Entries provided:
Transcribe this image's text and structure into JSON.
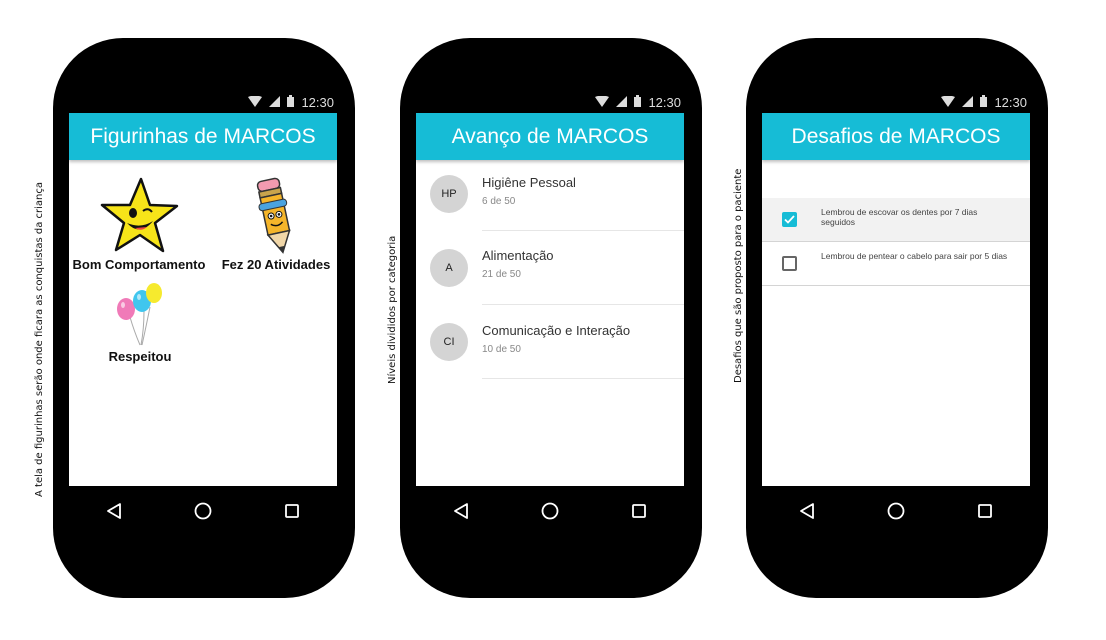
{
  "colors": {
    "accent": "#16bcd6",
    "checked": "#16bcd6"
  },
  "status_time": "12:30",
  "captions": {
    "left": "A tela de figurinhas serão onde ficara as conquistas da criança",
    "middle": "Níveis divididos por categoria",
    "right": "Desafios que são proposto para o paciente"
  },
  "screen1": {
    "title": "Figurinhas de MARCOS",
    "stickers": [
      {
        "label": "Bom Comportamento",
        "icon": "star-icon"
      },
      {
        "label": "Fez 20 Atividades",
        "icon": "pencil-icon"
      },
      {
        "label": "Respeitou",
        "icon": "balloons-icon"
      }
    ]
  },
  "screen2": {
    "title": "Avanço de MARCOS",
    "categories": [
      {
        "initials": "HP",
        "name": "Higiêne Pessoal",
        "progress": "6 de 50"
      },
      {
        "initials": "A",
        "name": "Alimentação",
        "progress": "21 de 50"
      },
      {
        "initials": "CI",
        "name": "Comunicação e Interação",
        "progress": "10 de 50"
      }
    ]
  },
  "screen3": {
    "title": "Desafios de MARCOS",
    "challenges": [
      {
        "text": "Lembrou de escovar os dentes por 7 dias seguidos",
        "checked": true
      },
      {
        "text": "Lembrou de pentear o cabelo para sair por 5 dias",
        "checked": false
      }
    ]
  },
  "nav": {
    "back": "back-icon",
    "home": "home-icon",
    "recents": "recents-icon"
  }
}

Brief: Apart from the pictures, the entries above are to be repeated in full and exactly.

Complete response:
Transcribe this image's text and structure into JSON.
{
  "colors": {
    "accent": "#16bcd6",
    "checked": "#16bcd6"
  },
  "status_time": "12:30",
  "captions": {
    "left": "A tela de figurinhas serão onde ficara as conquistas da criança",
    "middle": "Níveis divididos por categoria",
    "right": "Desafios que são proposto para o paciente"
  },
  "screen1": {
    "title": "Figurinhas de MARCOS",
    "stickers": [
      {
        "label": "Bom Comportamento",
        "icon": "star-icon"
      },
      {
        "label": "Fez 20 Atividades",
        "icon": "pencil-icon"
      },
      {
        "label": "Respeitou",
        "icon": "balloons-icon"
      }
    ]
  },
  "screen2": {
    "title": "Avanço de MARCOS",
    "categories": [
      {
        "initials": "HP",
        "name": "Higiêne Pessoal",
        "progress": "6 de 50"
      },
      {
        "initials": "A",
        "name": "Alimentação",
        "progress": "21 de 50"
      },
      {
        "initials": "CI",
        "name": "Comunicação e Interação",
        "progress": "10 de 50"
      }
    ]
  },
  "screen3": {
    "title": "Desafios de MARCOS",
    "challenges": [
      {
        "text": "Lembrou de escovar os dentes por 7 dias seguidos",
        "checked": true
      },
      {
        "text": "Lembrou de pentear o cabelo para sair por 5 dias",
        "checked": false
      }
    ]
  },
  "nav": {
    "back": "back-icon",
    "home": "home-icon",
    "recents": "recents-icon"
  }
}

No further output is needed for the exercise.